** TASK TO COMPLETE **
Extract and list every line that contains the word "granizo".

** ENTRIES SHOWN **
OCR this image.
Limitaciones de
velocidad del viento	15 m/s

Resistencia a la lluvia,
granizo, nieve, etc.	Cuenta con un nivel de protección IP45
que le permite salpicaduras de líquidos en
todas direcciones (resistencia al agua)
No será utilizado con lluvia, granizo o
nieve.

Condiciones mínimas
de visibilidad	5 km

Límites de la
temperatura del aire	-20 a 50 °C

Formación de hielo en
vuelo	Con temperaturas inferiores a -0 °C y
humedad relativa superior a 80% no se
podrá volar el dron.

** OUTPUT OF THE TASK **
granizo, nieve, etc.	Cuenta con un nivel de protección IP45
No será utilizado con lluvia, granizo o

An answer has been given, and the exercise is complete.